* _Exercise brief_
Produce an exact transcription of the listing below, omitting the pictures.

* _Records supplied_
════════

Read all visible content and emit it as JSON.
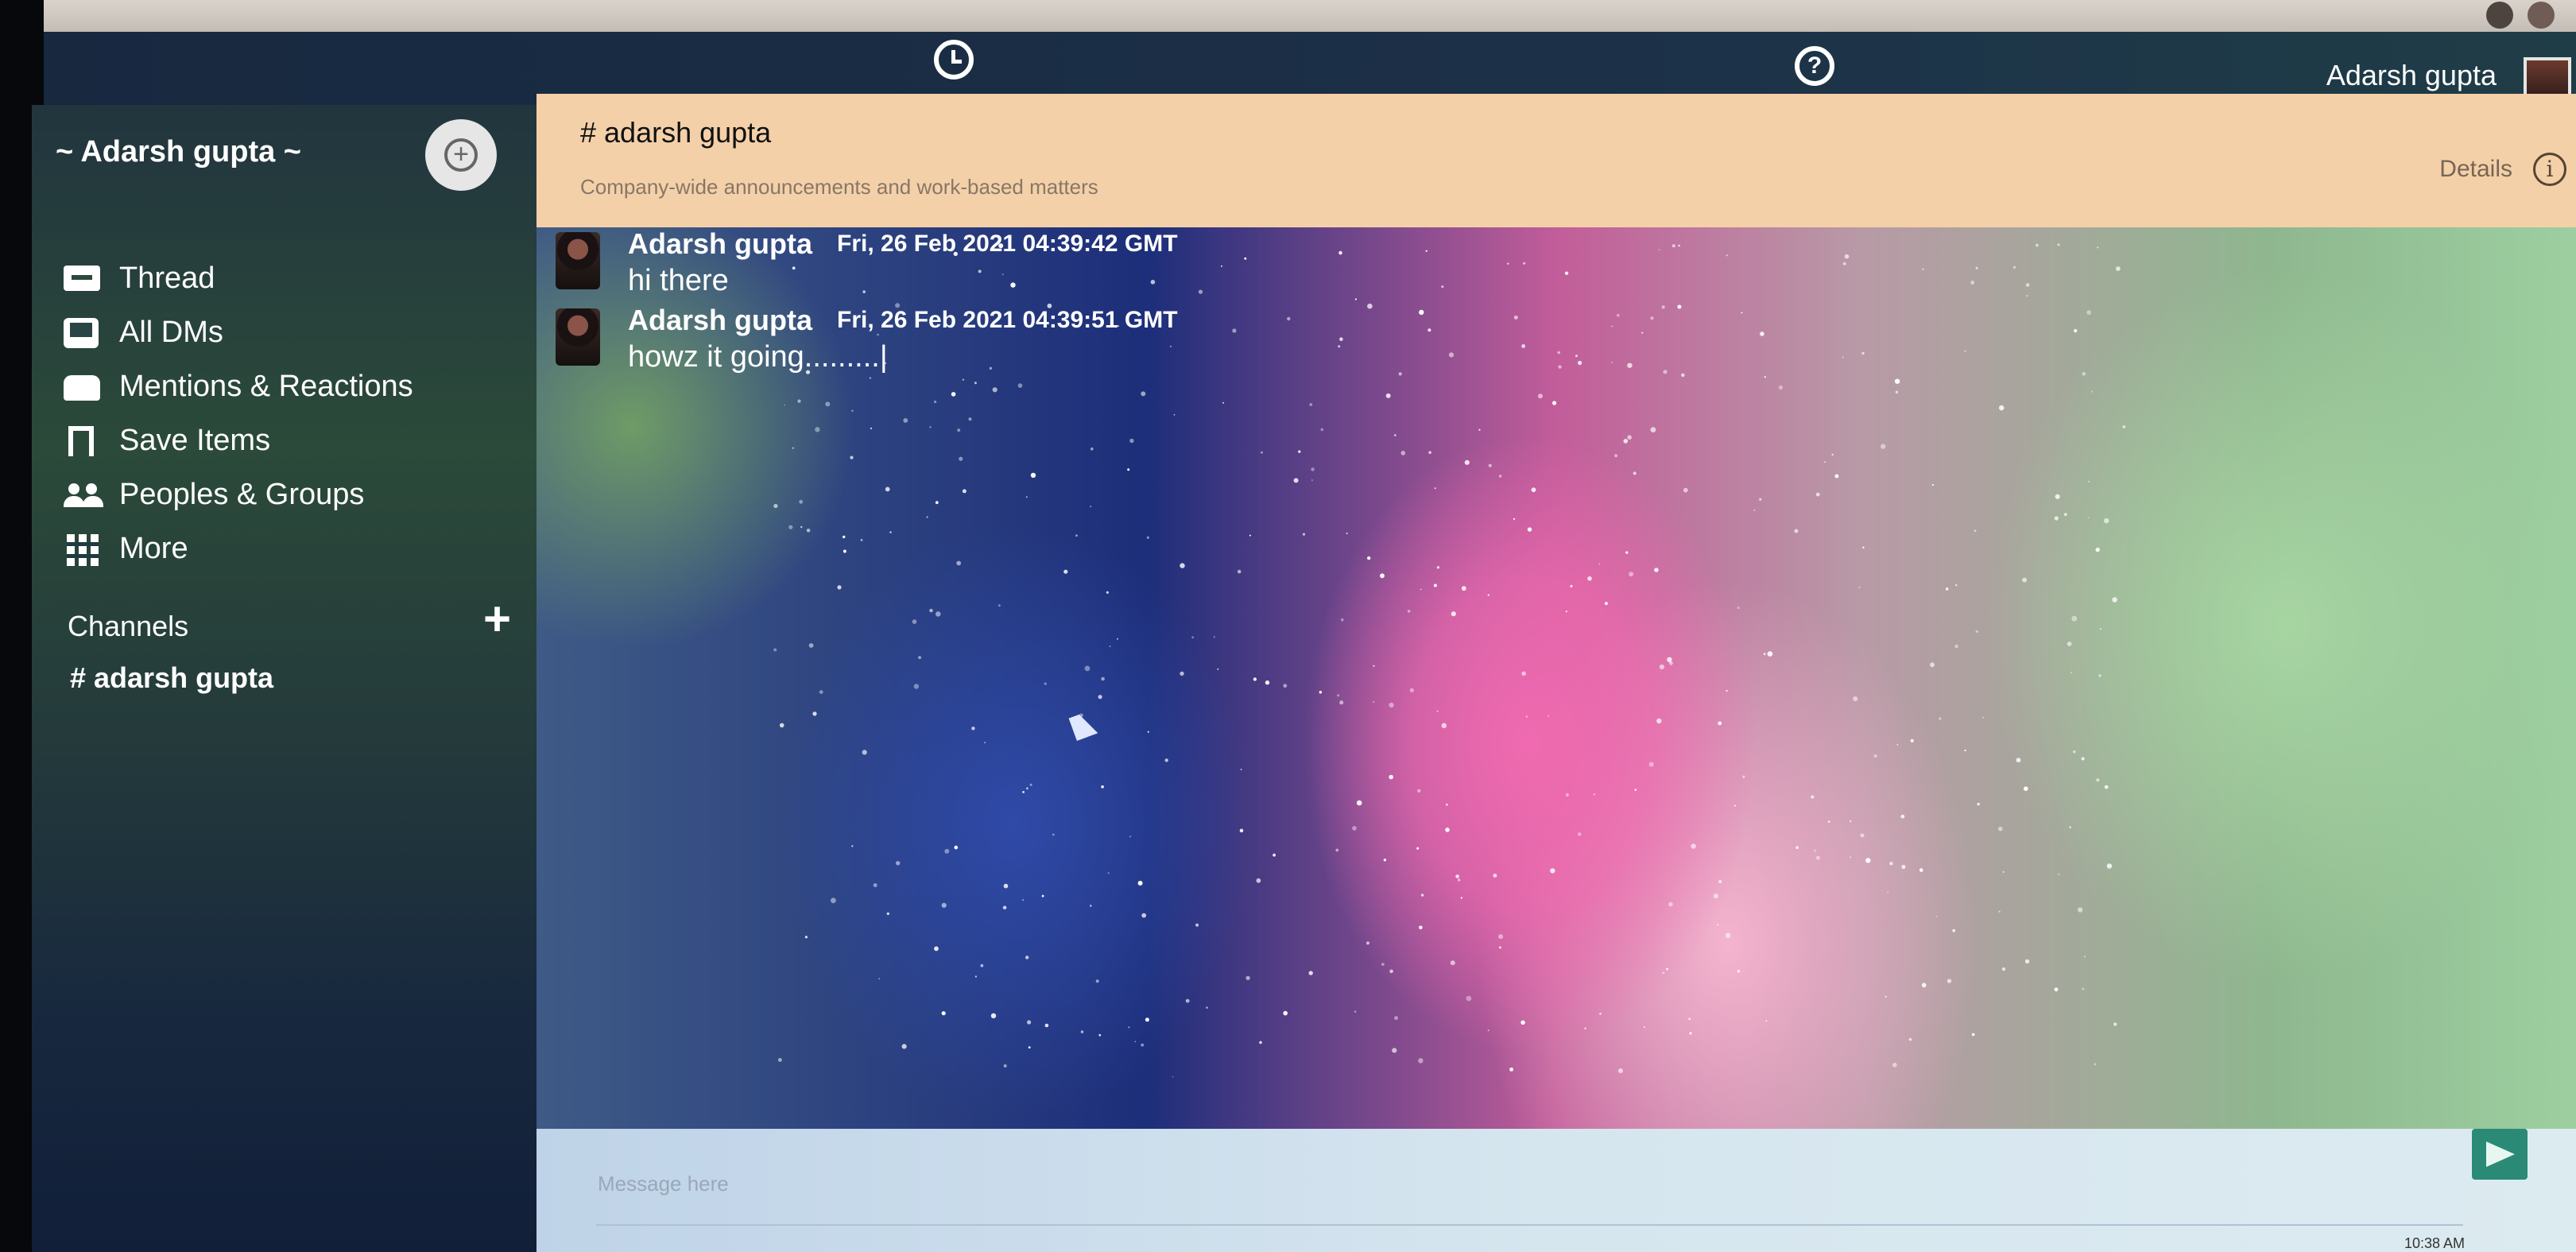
{
  "app": {
    "user_name": "Adarsh gupta",
    "workspace_name": "~ Adarsh gupta ~"
  },
  "topbar": {
    "icons": [
      "clock-icon",
      "help-icon"
    ]
  },
  "sidebar": {
    "items": [
      {
        "label": "Thread",
        "icon": "message-icon"
      },
      {
        "label": "All DMs",
        "icon": "inbox-icon"
      },
      {
        "label": "Mentions & Reactions",
        "icon": "envelope-icon"
      },
      {
        "label": "Save Items",
        "icon": "bookmark-icon"
      },
      {
        "label": "Peoples & Groups",
        "icon": "people-icon"
      },
      {
        "label": "More",
        "icon": "grid-icon"
      }
    ],
    "channels_heading": "Channels",
    "add_channel": "+",
    "channels": [
      "# adarsh gupta"
    ]
  },
  "channel": {
    "title": "# adarsh gupta",
    "description": "Company-wide announcements and work-based matters",
    "details_label": "Details",
    "info_glyph": "i"
  },
  "messages": [
    {
      "author": "Adarsh gupta",
      "time": "Fri, 26 Feb 2021 04:39:42 GMT",
      "text": "hi there"
    },
    {
      "author": "Adarsh gupta",
      "time": "Fri, 26 Feb 2021 04:39:51 GMT",
      "text": "howz it going.........|"
    }
  ],
  "composer": {
    "placeholder": "Message here",
    "value": ""
  },
  "system": {
    "clock": "10:38 AM"
  },
  "colors": {
    "header_bg": "#f4d0a8",
    "send_button": "#2a8a76",
    "appbar": "#1c3048"
  }
}
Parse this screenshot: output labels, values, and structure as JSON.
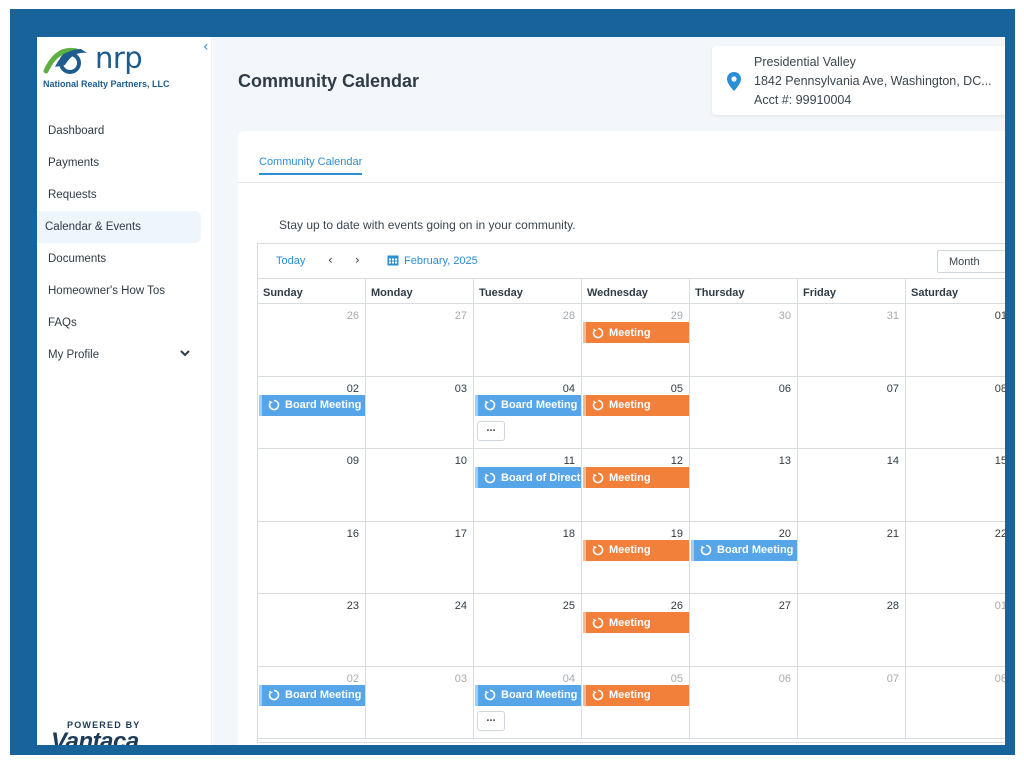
{
  "brand": {
    "logo_word": "nrp",
    "logo_subtitle": "National Realty Partners, LLC",
    "powered_by": "POWERED BY",
    "powered_word": "Vantaca"
  },
  "sidebar": {
    "collapse_icon": "chevron-left-icon",
    "items": [
      {
        "label": "Dashboard"
      },
      {
        "label": "Payments"
      },
      {
        "label": "Requests"
      },
      {
        "label": "Calendar & Events",
        "active": true
      },
      {
        "label": "Documents"
      },
      {
        "label": "Homeowner's How Tos"
      },
      {
        "label": "FAQs"
      },
      {
        "label": "My Profile",
        "expandable": true
      }
    ]
  },
  "header": {
    "title": "Community Calendar",
    "location": {
      "name": "Presidential Valley",
      "address": "1842 Pennsylvania Ave, Washington, DC...",
      "account": "Acct #: 99910004",
      "icon": "map-pin-icon"
    }
  },
  "tabs": [
    {
      "label": "Community Calendar",
      "active": true
    }
  ],
  "intro": "Stay up to date with events going on in your community.",
  "calendar": {
    "today_label": "Today",
    "prev_icon": "chevron-left-icon",
    "next_icon": "chevron-right-icon",
    "period": "February, 2025",
    "view": "Month",
    "day_names": [
      "Sunday",
      "Monday",
      "Tuesday",
      "Wednesday",
      "Thursday",
      "Friday",
      "Saturday"
    ],
    "weeks": [
      {
        "days": [
          {
            "num": "26",
            "other": true
          },
          {
            "num": "27",
            "other": true
          },
          {
            "num": "28",
            "other": true
          },
          {
            "num": "29",
            "other": true,
            "events": [
              {
                "title": "Meeting",
                "color": "orange"
              }
            ]
          },
          {
            "num": "30",
            "other": true
          },
          {
            "num": "31",
            "other": true
          },
          {
            "num": "01"
          }
        ]
      },
      {
        "days": [
          {
            "num": "02",
            "events": [
              {
                "title": "Board Meeting",
                "color": "blue"
              }
            ]
          },
          {
            "num": "03"
          },
          {
            "num": "04",
            "events": [
              {
                "title": "Board Meeting",
                "color": "blue"
              }
            ],
            "more": "..."
          },
          {
            "num": "05",
            "events": [
              {
                "title": "Meeting",
                "color": "orange"
              }
            ]
          },
          {
            "num": "06"
          },
          {
            "num": "07"
          },
          {
            "num": "08"
          }
        ]
      },
      {
        "days": [
          {
            "num": "09"
          },
          {
            "num": "10"
          },
          {
            "num": "11",
            "events": [
              {
                "title": "Board of Direct",
                "color": "blue"
              }
            ]
          },
          {
            "num": "12",
            "events": [
              {
                "title": "Meeting",
                "color": "orange"
              }
            ]
          },
          {
            "num": "13"
          },
          {
            "num": "14"
          },
          {
            "num": "15"
          }
        ]
      },
      {
        "days": [
          {
            "num": "16"
          },
          {
            "num": "17"
          },
          {
            "num": "18"
          },
          {
            "num": "19",
            "events": [
              {
                "title": "Meeting",
                "color": "orange"
              }
            ]
          },
          {
            "num": "20",
            "events": [
              {
                "title": "Board Meeting",
                "color": "blue"
              }
            ]
          },
          {
            "num": "21"
          },
          {
            "num": "22"
          }
        ]
      },
      {
        "days": [
          {
            "num": "23"
          },
          {
            "num": "24"
          },
          {
            "num": "25"
          },
          {
            "num": "26",
            "events": [
              {
                "title": "Meeting",
                "color": "orange"
              }
            ]
          },
          {
            "num": "27"
          },
          {
            "num": "28"
          },
          {
            "num": "01",
            "other": true
          }
        ]
      },
      {
        "days": [
          {
            "num": "02",
            "other": true,
            "events": [
              {
                "title": "Board Meeting",
                "color": "blue"
              }
            ]
          },
          {
            "num": "03",
            "other": true
          },
          {
            "num": "04",
            "other": true,
            "events": [
              {
                "title": "Board Meeting",
                "color": "blue"
              }
            ],
            "more": "..."
          },
          {
            "num": "05",
            "other": true,
            "events": [
              {
                "title": "Meeting",
                "color": "orange"
              }
            ]
          },
          {
            "num": "06",
            "other": true
          },
          {
            "num": "07",
            "other": true
          },
          {
            "num": "08",
            "other": true
          }
        ]
      }
    ]
  },
  "colors": {
    "frame": "#17639a",
    "accent": "#2b8fd6",
    "event_blue": "#55a5e8",
    "event_orange": "#f27f3a"
  }
}
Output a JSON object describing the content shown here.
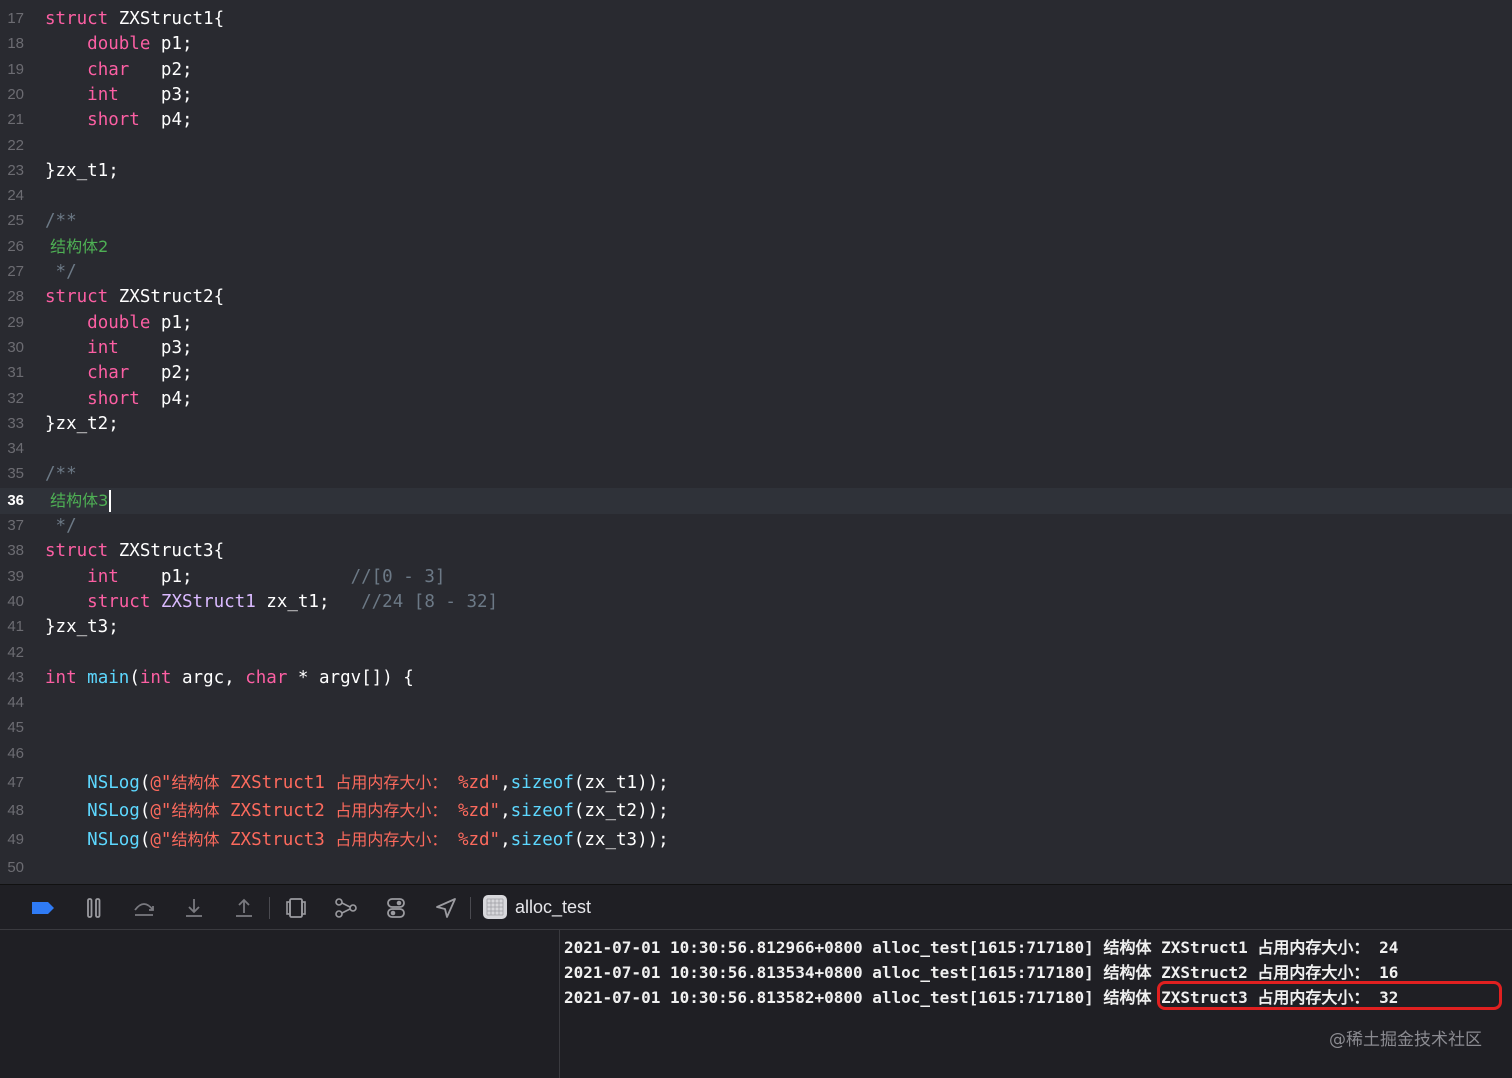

════════

* _Task response_
Read all visible content and emit it as JSON.
{
  "app": {
    "user_name": "Adarsh gupta",
    "workspace_name": "~ Adarsh gupta ~"
  },
  "topbar": {
    "icons": [
      "clock-icon",
      "help-icon"
    ]
  },
  "sidebar": {
    "items": [
      {
        "label": "Thread",
        "icon": "message-icon"
      },
      {
        "label": "All DMs",
        "icon": "inbox-icon"
      },
      {
        "label": "Mentions & Reactions",
        "icon": "envelope-icon"
      },
      {
        "label": "Save Items",
        "icon": "bookmark-icon"
      },
      {
        "label": "Peoples & Groups",
        "icon": "people-icon"
      },
      {
        "label": "More",
        "icon": "grid-icon"
      }
    ],
    "channels_heading": "Channels",
    "add_channel": "+",
    "channels": [
      "# adarsh gupta"
    ]
  },
  "channel": {
    "title": "# adarsh gupta",
    "description": "Company-wide announcements and work-based matters",
    "details_label": "Details",
    "info_glyph": "i"
  },
  "messages": [
    {
      "author": "Adarsh gupta",
      "time": "Fri, 26 Feb 2021 04:39:42 GMT",
      "text": "hi there"
    },
    {
      "author": "Adarsh gupta",
      "time": "Fri, 26 Feb 2021 04:39:51 GMT",
      "text": "howz it going.........|"
    }
  ],
  "composer": {
    "placeholder": "Message here",
    "value": ""
  },
  "system": {
    "clock": "10:38 AM"
  },
  "colors": {
    "header_bg": "#f4d0a8",
    "send_button": "#2a8a76",
    "appbar": "#1c3048"
  }
}
Parse this screenshot: output labels, values, and structure as JSON.
{
  "brand": {
    "logo_word": "nrp",
    "logo_subtitle": "National Realty Partners, LLC",
    "powered_by": "POWERED BY",
    "powered_word": "Vantaca"
  },
  "sidebar": {
    "collapse_icon": "chevron-left-icon",
    "items": [
      {
        "label": "Dashboard"
      },
      {
        "label": "Payments"
      },
      {
        "label": "Requests"
      },
      {
        "label": "Calendar & Events",
        "active": true
      },
      {
        "label": "Documents"
      },
      {
        "label": "Homeowner's How Tos"
      },
      {
        "label": "FAQs"
      },
      {
        "label": "My Profile",
        "expandable": true
      }
    ]
  },
  "header": {
    "title": "Community Calendar",
    "location": {
      "name": "Presidential Valley",
      "address": "1842 Pennsylvania Ave, Washington, DC...",
      "account": "Acct #: 99910004",
      "icon": "map-pin-icon"
    }
  },
  "tabs": [
    {
      "label": "Community Calendar",
      "active": true
    }
  ],
  "intro": "Stay up to date with events going on in your community.",
  "calendar": {
    "today_label": "Today",
    "prev_icon": "chevron-left-icon",
    "next_icon": "chevron-right-icon",
    "period": "February, 2025",
    "view": "Month",
    "day_names": [
      "Sunday",
      "Monday",
      "Tuesday",
      "Wednesday",
      "Thursday",
      "Friday",
      "Saturday"
    ],
    "weeks": [
      {
        "days": [
          {
            "num": "26",
            "other": true
          },
          {
            "num": "27",
            "other": true
          },
          {
            "num": "28",
            "other": true
          },
          {
            "num": "29",
            "other": true,
            "events": [
              {
                "title": "Meeting",
                "color": "orange"
              }
            ]
          },
          {
            "num": "30",
            "other": true
          },
          {
            "num": "31",
            "other": true
          },
          {
            "num": "01"
          }
        ]
      },
      {
        "days": [
          {
            "num": "02",
            "events": [
              {
                "title": "Board Meeting",
                "color": "blue"
              }
            ]
          },
          {
            "num": "03"
          },
          {
            "num": "04",
            "events": [
              {
                "title": "Board Meeting",
                "color": "blue"
              }
            ],
            "more": "..."
          },
          {
            "num": "05",
            "events": [
              {
                "title": "Meeting",
                "color": "orange"
              }
            ]
          },
          {
            "num": "06"
          },
          {
            "num": "07"
          },
          {
            "num": "08"
          }
        ]
      },
      {
        "days": [
          {
            "num": "09"
          },
          {
            "num": "10"
          },
          {
            "num": "11",
            "events": [
              {
                "title": "Board of Direct",
                "color": "blue"
              }
            ]
          },
          {
            "num": "12",
            "events": [
              {
                "title": "Meeting",
                "color": "orange"
              }
            ]
          },
          {
            "num": "13"
          },
          {
            "num": "14"
          },
          {
            "num": "15"
          }
        ]
      },
      {
        "days": [
          {
            "num": "16"
          },
          {
            "num": "17"
          },
          {
            "num": "18"
          },
          {
            "num": "19",
            "events": [
              {
                "title": "Meeting",
                "color": "orange"
              }
            ]
          },
          {
            "num": "20",
            "events": [
              {
                "title": "Board Meeting",
                "color": "blue"
              }
            ]
          },
          {
            "num": "21"
          },
          {
            "num": "22"
          }
        ]
      },
      {
        "days": [
          {
            "num": "23"
          },
          {
            "num": "24"
          },
          {
            "num": "25"
          },
          {
            "num": "26",
            "events": [
              {
                "title": "Meeting",
                "color": "orange"
              }
            ]
          },
          {
            "num": "27"
          },
          {
            "num": "28"
          },
          {
            "num": "01",
            "other": true
          }
        ]
      },
      {
        "days": [
          {
            "num": "02",
            "other": true,
            "events": [
              {
                "title": "Board Meeting",
                "color": "blue"
              }
            ]
          },
          {
            "num": "03",
            "other": true
          },
          {
            "num": "04",
            "other": true,
            "events": [
              {
                "title": "Board Meeting",
                "color": "blue"
              }
            ],
            "more": "..."
          },
          {
            "num": "05",
            "other": true,
            "events": [
              {
                "title": "Meeting",
                "color": "orange"
              }
            ]
          },
          {
            "num": "06",
            "other": true
          },
          {
            "num": "07",
            "other": true
          },
          {
            "num": "08",
            "other": true
          }
        ]
      }
    ]
  },
  "colors": {
    "frame": "#17639a",
    "accent": "#2b8fd6",
    "event_blue": "#55a5e8",
    "event_orange": "#f27f3a"
  }
}
Output a JSON object describing the content shown here.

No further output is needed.